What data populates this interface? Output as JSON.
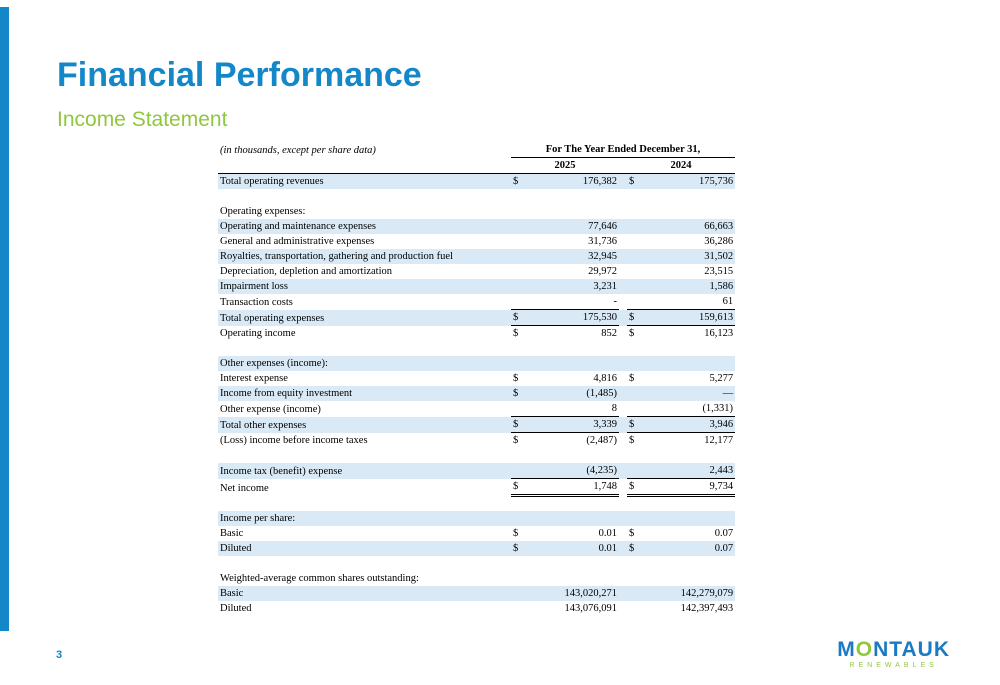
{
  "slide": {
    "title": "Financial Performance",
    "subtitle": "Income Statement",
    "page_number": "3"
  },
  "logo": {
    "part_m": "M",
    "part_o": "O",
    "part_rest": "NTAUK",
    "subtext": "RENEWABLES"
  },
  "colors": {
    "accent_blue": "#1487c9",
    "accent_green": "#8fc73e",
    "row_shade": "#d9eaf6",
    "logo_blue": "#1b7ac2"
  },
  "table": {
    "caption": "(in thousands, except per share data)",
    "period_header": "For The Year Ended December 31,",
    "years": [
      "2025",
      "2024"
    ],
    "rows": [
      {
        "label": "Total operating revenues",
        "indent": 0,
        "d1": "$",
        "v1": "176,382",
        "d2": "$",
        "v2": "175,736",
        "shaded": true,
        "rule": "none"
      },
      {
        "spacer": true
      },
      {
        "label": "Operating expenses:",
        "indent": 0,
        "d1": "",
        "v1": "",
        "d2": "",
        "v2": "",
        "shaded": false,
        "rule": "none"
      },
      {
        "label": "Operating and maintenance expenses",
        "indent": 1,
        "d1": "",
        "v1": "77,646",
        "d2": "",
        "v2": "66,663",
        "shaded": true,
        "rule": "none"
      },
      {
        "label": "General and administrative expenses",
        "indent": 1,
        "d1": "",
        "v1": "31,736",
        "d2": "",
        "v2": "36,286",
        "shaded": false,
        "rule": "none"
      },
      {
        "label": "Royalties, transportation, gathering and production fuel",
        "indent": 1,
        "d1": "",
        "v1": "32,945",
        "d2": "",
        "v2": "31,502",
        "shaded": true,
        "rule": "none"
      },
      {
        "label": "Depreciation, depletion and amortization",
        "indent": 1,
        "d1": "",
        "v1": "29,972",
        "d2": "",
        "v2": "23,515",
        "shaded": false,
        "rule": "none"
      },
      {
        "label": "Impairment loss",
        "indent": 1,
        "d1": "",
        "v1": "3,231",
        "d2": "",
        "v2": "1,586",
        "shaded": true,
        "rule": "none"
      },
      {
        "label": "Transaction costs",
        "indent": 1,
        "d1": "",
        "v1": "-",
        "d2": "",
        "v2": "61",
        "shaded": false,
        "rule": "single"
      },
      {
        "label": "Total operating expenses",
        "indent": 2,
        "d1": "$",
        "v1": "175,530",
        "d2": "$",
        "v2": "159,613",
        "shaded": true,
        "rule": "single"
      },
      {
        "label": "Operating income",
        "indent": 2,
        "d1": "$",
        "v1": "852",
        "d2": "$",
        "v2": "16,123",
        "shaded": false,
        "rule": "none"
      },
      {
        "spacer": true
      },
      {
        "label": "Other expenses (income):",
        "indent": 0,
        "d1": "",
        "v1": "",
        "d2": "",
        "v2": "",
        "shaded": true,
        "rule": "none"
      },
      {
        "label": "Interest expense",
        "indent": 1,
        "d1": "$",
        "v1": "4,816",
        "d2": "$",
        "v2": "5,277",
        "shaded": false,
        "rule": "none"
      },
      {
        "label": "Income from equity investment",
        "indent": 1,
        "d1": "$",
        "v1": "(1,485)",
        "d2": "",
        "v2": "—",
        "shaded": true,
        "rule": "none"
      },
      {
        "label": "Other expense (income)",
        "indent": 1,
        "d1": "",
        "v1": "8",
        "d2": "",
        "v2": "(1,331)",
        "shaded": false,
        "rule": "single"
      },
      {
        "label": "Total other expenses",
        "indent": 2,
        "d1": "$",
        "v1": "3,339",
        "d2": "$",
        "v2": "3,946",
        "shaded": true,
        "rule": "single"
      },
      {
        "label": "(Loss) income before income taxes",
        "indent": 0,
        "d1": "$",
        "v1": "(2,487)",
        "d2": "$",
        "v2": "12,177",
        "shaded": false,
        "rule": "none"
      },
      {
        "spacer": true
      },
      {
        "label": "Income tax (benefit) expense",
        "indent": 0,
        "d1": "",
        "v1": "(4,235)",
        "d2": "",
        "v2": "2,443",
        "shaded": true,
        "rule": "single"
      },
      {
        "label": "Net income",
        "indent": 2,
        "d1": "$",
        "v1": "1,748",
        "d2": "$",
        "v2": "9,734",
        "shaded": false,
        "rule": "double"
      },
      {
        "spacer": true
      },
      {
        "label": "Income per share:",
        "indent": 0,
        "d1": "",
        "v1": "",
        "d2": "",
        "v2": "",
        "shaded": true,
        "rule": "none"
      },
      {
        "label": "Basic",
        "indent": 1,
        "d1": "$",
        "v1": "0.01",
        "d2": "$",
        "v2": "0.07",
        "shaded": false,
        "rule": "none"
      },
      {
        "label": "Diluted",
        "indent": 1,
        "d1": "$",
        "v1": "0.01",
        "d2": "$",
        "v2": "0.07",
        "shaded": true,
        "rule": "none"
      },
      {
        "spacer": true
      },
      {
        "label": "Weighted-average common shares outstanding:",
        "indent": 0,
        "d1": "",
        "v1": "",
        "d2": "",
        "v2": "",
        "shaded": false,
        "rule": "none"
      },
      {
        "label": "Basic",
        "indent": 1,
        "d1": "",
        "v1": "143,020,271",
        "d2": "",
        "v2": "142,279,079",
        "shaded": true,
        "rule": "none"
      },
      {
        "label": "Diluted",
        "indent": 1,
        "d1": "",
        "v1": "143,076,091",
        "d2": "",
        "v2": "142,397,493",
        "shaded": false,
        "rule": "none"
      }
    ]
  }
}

To be done:
Write the full listing out again with every line unchanged, but include no pictures.

Solved problem:
What data populates this interface? Output as JSON.
{
  "slide": {
    "title": "Financial Performance",
    "subtitle": "Income Statement",
    "page_number": "3"
  },
  "logo": {
    "part_m": "M",
    "part_o": "O",
    "part_rest": "NTAUK",
    "subtext": "RENEWABLES"
  },
  "colors": {
    "accent_blue": "#1487c9",
    "accent_green": "#8fc73e",
    "row_shade": "#d9eaf6",
    "logo_blue": "#1b7ac2"
  },
  "table": {
    "caption": "(in thousands, except per share data)",
    "period_header": "For The Year Ended December 31,",
    "years": [
      "2025",
      "2024"
    ],
    "rows": [
      {
        "label": "Total operating revenues",
        "indent": 0,
        "d1": "$",
        "v1": "176,382",
        "d2": "$",
        "v2": "175,736",
        "shaded": true,
        "rule": "none"
      },
      {
        "spacer": true
      },
      {
        "label": "Operating expenses:",
        "indent": 0,
        "d1": "",
        "v1": "",
        "d2": "",
        "v2": "",
        "shaded": false,
        "rule": "none"
      },
      {
        "label": "Operating and maintenance expenses",
        "indent": 1,
        "d1": "",
        "v1": "77,646",
        "d2": "",
        "v2": "66,663",
        "shaded": true,
        "rule": "none"
      },
      {
        "label": "General and administrative expenses",
        "indent": 1,
        "d1": "",
        "v1": "31,736",
        "d2": "",
        "v2": "36,286",
        "shaded": false,
        "rule": "none"
      },
      {
        "label": "Royalties, transportation, gathering and production fuel",
        "indent": 1,
        "d1": "",
        "v1": "32,945",
        "d2": "",
        "v2": "31,502",
        "shaded": true,
        "rule": "none"
      },
      {
        "label": "Depreciation, depletion and amortization",
        "indent": 1,
        "d1": "",
        "v1": "29,972",
        "d2": "",
        "v2": "23,515",
        "shaded": false,
        "rule": "none"
      },
      {
        "label": "Impairment loss",
        "indent": 1,
        "d1": "",
        "v1": "3,231",
        "d2": "",
        "v2": "1,586",
        "shaded": true,
        "rule": "none"
      },
      {
        "label": "Transaction costs",
        "indent": 1,
        "d1": "",
        "v1": "-",
        "d2": "",
        "v2": "61",
        "shaded": false,
        "rule": "single"
      },
      {
        "label": "Total operating expenses",
        "indent": 2,
        "d1": "$",
        "v1": "175,530",
        "d2": "$",
        "v2": "159,613",
        "shaded": true,
        "rule": "single"
      },
      {
        "label": "Operating income",
        "indent": 2,
        "d1": "$",
        "v1": "852",
        "d2": "$",
        "v2": "16,123",
        "shaded": false,
        "rule": "none"
      },
      {
        "spacer": true
      },
      {
        "label": "Other expenses (income):",
        "indent": 0,
        "d1": "",
        "v1": "",
        "d2": "",
        "v2": "",
        "shaded": true,
        "rule": "none"
      },
      {
        "label": "Interest expense",
        "indent": 1,
        "d1": "$",
        "v1": "4,816",
        "d2": "$",
        "v2": "5,277",
        "shaded": false,
        "rule": "none"
      },
      {
        "label": "Income from equity investment",
        "indent": 1,
        "d1": "$",
        "v1": "(1,485)",
        "d2": "",
        "v2": "—",
        "shaded": true,
        "rule": "none"
      },
      {
        "label": "Other expense (income)",
        "indent": 1,
        "d1": "",
        "v1": "8",
        "d2": "",
        "v2": "(1,331)",
        "shaded": false,
        "rule": "single"
      },
      {
        "label": "Total other expenses",
        "indent": 2,
        "d1": "$",
        "v1": "3,339",
        "d2": "$",
        "v2": "3,946",
        "shaded": true,
        "rule": "single"
      },
      {
        "label": "(Loss) income before income taxes",
        "indent": 0,
        "d1": "$",
        "v1": "(2,487)",
        "d2": "$",
        "v2": "12,177",
        "shaded": false,
        "rule": "none"
      },
      {
        "spacer": true
      },
      {
        "label": "Income tax (benefit) expense",
        "indent": 0,
        "d1": "",
        "v1": "(4,235)",
        "d2": "",
        "v2": "2,443",
        "shaded": true,
        "rule": "single"
      },
      {
        "label": "Net income",
        "indent": 2,
        "d1": "$",
        "v1": "1,748",
        "d2": "$",
        "v2": "9,734",
        "shaded": false,
        "rule": "double"
      },
      {
        "spacer": true
      },
      {
        "label": "Income per share:",
        "indent": 0,
        "d1": "",
        "v1": "",
        "d2": "",
        "v2": "",
        "shaded": true,
        "rule": "none"
      },
      {
        "label": "Basic",
        "indent": 1,
        "d1": "$",
        "v1": "0.01",
        "d2": "$",
        "v2": "0.07",
        "shaded": false,
        "rule": "none"
      },
      {
        "label": "Diluted",
        "indent": 1,
        "d1": "$",
        "v1": "0.01",
        "d2": "$",
        "v2": "0.07",
        "shaded": true,
        "rule": "none"
      },
      {
        "spacer": true
      },
      {
        "label": "Weighted-average common shares outstanding:",
        "indent": 0,
        "d1": "",
        "v1": "",
        "d2": "",
        "v2": "",
        "shaded": false,
        "rule": "none"
      },
      {
        "label": "Basic",
        "indent": 1,
        "d1": "",
        "v1": "143,020,271",
        "d2": "",
        "v2": "142,279,079",
        "shaded": true,
        "rule": "none"
      },
      {
        "label": "Diluted",
        "indent": 1,
        "d1": "",
        "v1": "143,076,091",
        "d2": "",
        "v2": "142,397,493",
        "shaded": false,
        "rule": "none"
      }
    ]
  }
}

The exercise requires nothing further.